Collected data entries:
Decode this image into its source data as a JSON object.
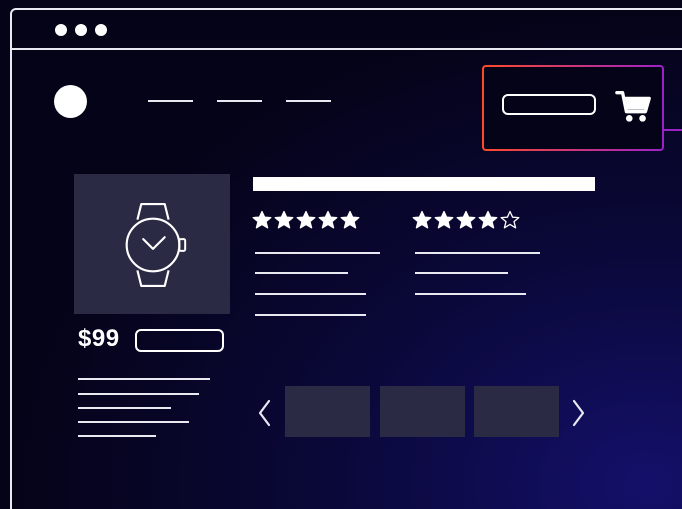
{
  "product": {
    "price": "$99"
  },
  "ratings": [
    {
      "stars": 5,
      "max": 5
    },
    {
      "stars": 4,
      "max": 5
    }
  ],
  "icons": {
    "cart": "shopping-cart-icon",
    "product": "wristwatch-icon",
    "prev": "chevron-left-icon",
    "next": "chevron-right-icon"
  },
  "colors": {
    "background": "#050317",
    "outline": "#e9e9f2",
    "panel": "#2b2a45",
    "highlight_start": "#ff4a2a",
    "highlight_end": "#9b22c8"
  }
}
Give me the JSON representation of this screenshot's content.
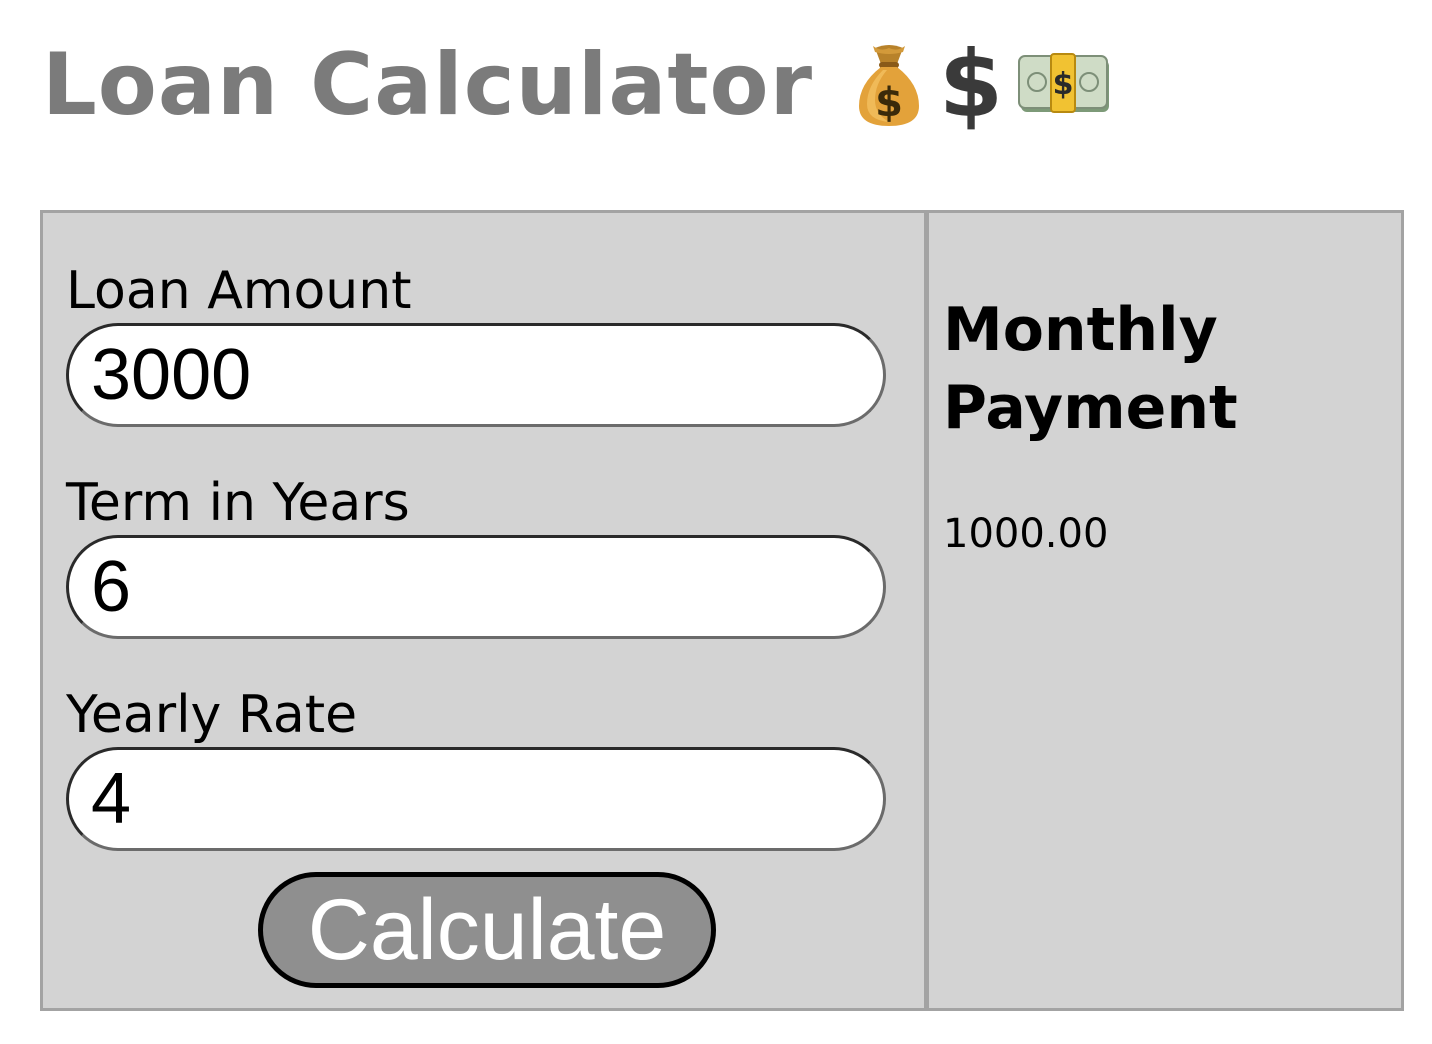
{
  "header": {
    "title": "Loan Calculator",
    "icons": [
      "money-bag-icon",
      "dollar-sign-icon",
      "dollar-banknote-icon"
    ],
    "dollar_glyph": "$",
    "money_bag_glyph": "$",
    "banknote_glyph": "$"
  },
  "form": {
    "loan_amount": {
      "label": "Loan Amount",
      "value": "3000"
    },
    "term_years": {
      "label": "Term in Years",
      "value": "6"
    },
    "yearly_rate": {
      "label": "Yearly Rate",
      "value": "4"
    },
    "submit_label": "Calculate"
  },
  "result": {
    "heading": "Monthly Payment",
    "value": "1000.00"
  },
  "colors": {
    "title": "#7b7b7b",
    "panel_bg": "#d3d3d3",
    "panel_border": "#a3a3a3",
    "button_bg": "#8f8f8f",
    "button_text": "#ffffff"
  }
}
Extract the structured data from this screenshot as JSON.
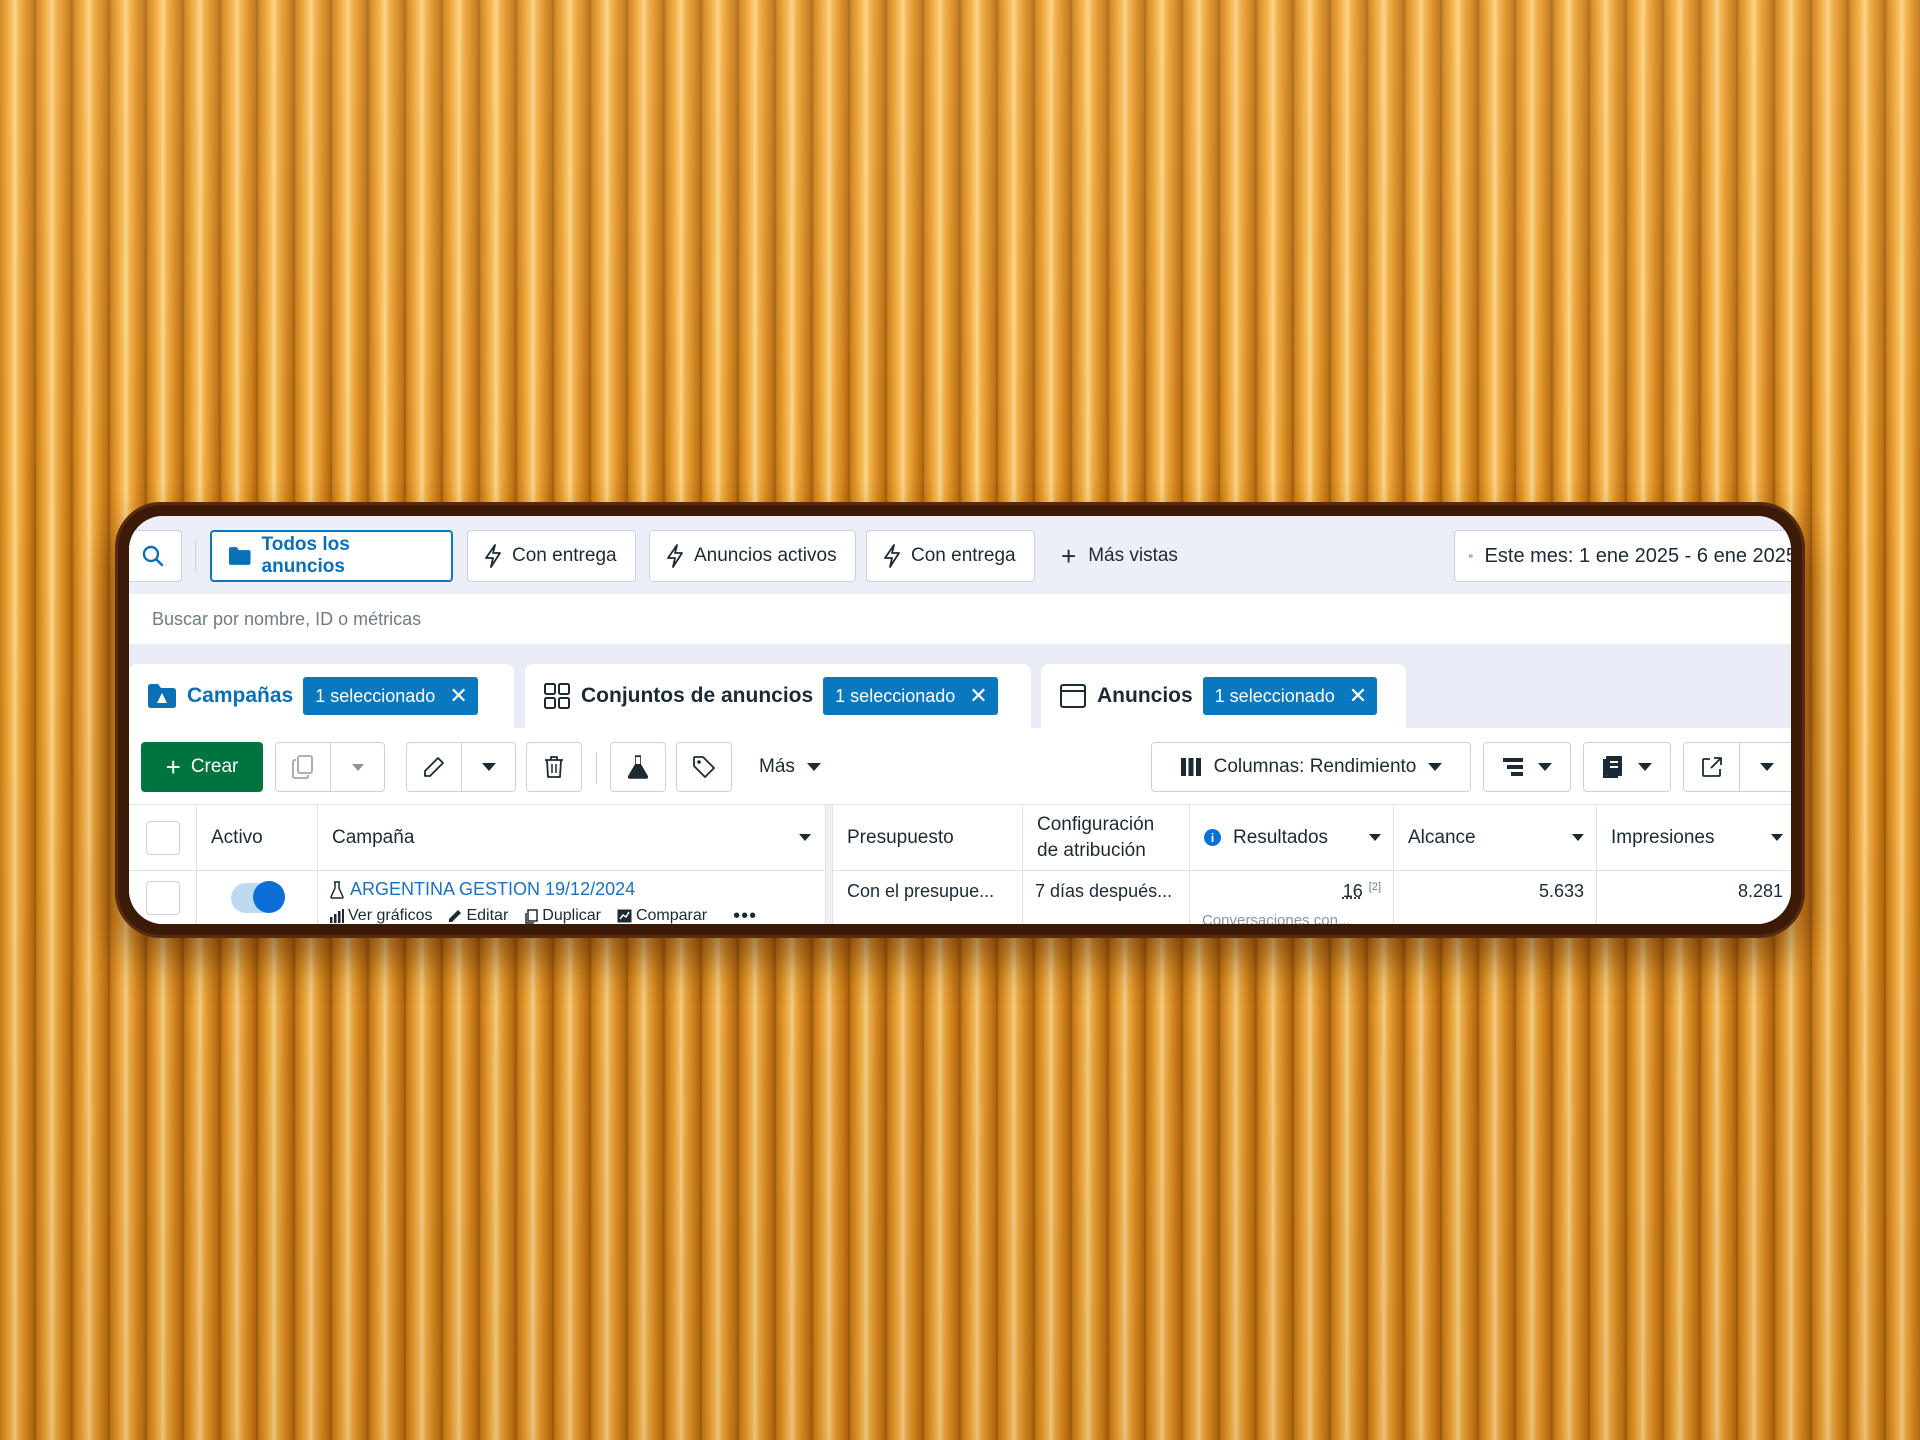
{
  "topbar": {
    "views": [
      {
        "label": "Todos los anuncios"
      },
      {
        "label": "Con entrega"
      },
      {
        "label": "Anuncios activos"
      },
      {
        "label": "Con entrega"
      }
    ],
    "more_views": "Más vistas",
    "date_range": "Este mes: 1 ene 2025 - 6 ene 2025"
  },
  "search": {
    "placeholder": "Buscar por nombre, ID o métricas"
  },
  "levels": [
    {
      "label": "Campañas",
      "badge": "1 seleccionado"
    },
    {
      "label": "Conjuntos de anuncios",
      "badge": "1 seleccionado"
    },
    {
      "label": "Anuncios",
      "badge": "1 seleccionado"
    }
  ],
  "toolbar": {
    "create": "Crear",
    "more": "Más",
    "columns": "Columnas: Rendimiento"
  },
  "table": {
    "headers": {
      "active": "Activo",
      "campaign": "Campaña",
      "budget": "Presupuesto",
      "attribution_1": "Configuración",
      "attribution_2": "de atribución",
      "results": "Resultados",
      "reach": "Alcance",
      "impressions": "Impresiones"
    },
    "rows": [
      {
        "campaign": "ARGENTINA GESTION 19/12/2024",
        "active": true,
        "actions": [
          "Ver gráficos",
          "Editar",
          "Duplicar",
          "Comparar"
        ],
        "budget": "Con el presupue...",
        "attribution": "7 días después...",
        "results": "16",
        "results_note": "[2]",
        "results_type": "Conversaciones con...",
        "reach": "5.633",
        "impressions": "8.281"
      }
    ]
  },
  "colors": {
    "primary": "#0a78be",
    "create": "#00743f",
    "link": "#1d6fc2"
  }
}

Written problem:
Print all of the records shown above exactly, leaving out each picture.

Answer below:
Decode this image into its source data as a JSON object.
{
  "product": {
    "price": "$99"
  },
  "ratings": [
    {
      "stars": 5,
      "max": 5
    },
    {
      "stars": 4,
      "max": 5
    }
  ],
  "icons": {
    "cart": "shopping-cart-icon",
    "product": "wristwatch-icon",
    "prev": "chevron-left-icon",
    "next": "chevron-right-icon"
  },
  "colors": {
    "background": "#050317",
    "outline": "#e9e9f2",
    "panel": "#2b2a45",
    "highlight_start": "#ff4a2a",
    "highlight_end": "#9b22c8"
  }
}
Give me the JSON representation of this screenshot's content.
{
  "header": {
    "title": "Loan Calculator",
    "icons": [
      "money-bag-icon",
      "dollar-sign-icon",
      "dollar-banknote-icon"
    ],
    "dollar_glyph": "$",
    "money_bag_glyph": "$",
    "banknote_glyph": "$"
  },
  "form": {
    "loan_amount": {
      "label": "Loan Amount",
      "value": "3000"
    },
    "term_years": {
      "label": "Term in Years",
      "value": "6"
    },
    "yearly_rate": {
      "label": "Yearly Rate",
      "value": "4"
    },
    "submit_label": "Calculate"
  },
  "result": {
    "heading": "Monthly Payment",
    "value": "1000.00"
  },
  "colors": {
    "title": "#7b7b7b",
    "panel_bg": "#d3d3d3",
    "panel_border": "#a3a3a3",
    "button_bg": "#8f8f8f",
    "button_text": "#ffffff"
  }
}
Extract the structured data from this screenshot as JSON.
{
  "topbar": {
    "views": [
      {
        "label": "Todos los anuncios"
      },
      {
        "label": "Con entrega"
      },
      {
        "label": "Anuncios activos"
      },
      {
        "label": "Con entrega"
      }
    ],
    "more_views": "Más vistas",
    "date_range": "Este mes: 1 ene 2025 - 6 ene 2025"
  },
  "search": {
    "placeholder": "Buscar por nombre, ID o métricas"
  },
  "levels": [
    {
      "label": "Campañas",
      "badge": "1 seleccionado"
    },
    {
      "label": "Conjuntos de anuncios",
      "badge": "1 seleccionado"
    },
    {
      "label": "Anuncios",
      "badge": "1 seleccionado"
    }
  ],
  "toolbar": {
    "create": "Crear",
    "more": "Más",
    "columns": "Columnas: Rendimiento"
  },
  "table": {
    "headers": {
      "active": "Activo",
      "campaign": "Campaña",
      "budget": "Presupuesto",
      "attribution_1": "Configuración",
      "attribution_2": "de atribución",
      "results": "Resultados",
      "reach": "Alcance",
      "impressions": "Impresiones"
    },
    "rows": [
      {
        "campaign": "ARGENTINA GESTION 19/12/2024",
        "active": true,
        "actions": [
          "Ver gráficos",
          "Editar",
          "Duplicar",
          "Comparar"
        ],
        "budget": "Con el presupue...",
        "attribution": "7 días después...",
        "results": "16",
        "results_note": "[2]",
        "results_type": "Conversaciones con...",
        "reach": "5.633",
        "impressions": "8.281"
      }
    ]
  },
  "colors": {
    "primary": "#0a78be",
    "create": "#00743f",
    "link": "#1d6fc2"
  }
}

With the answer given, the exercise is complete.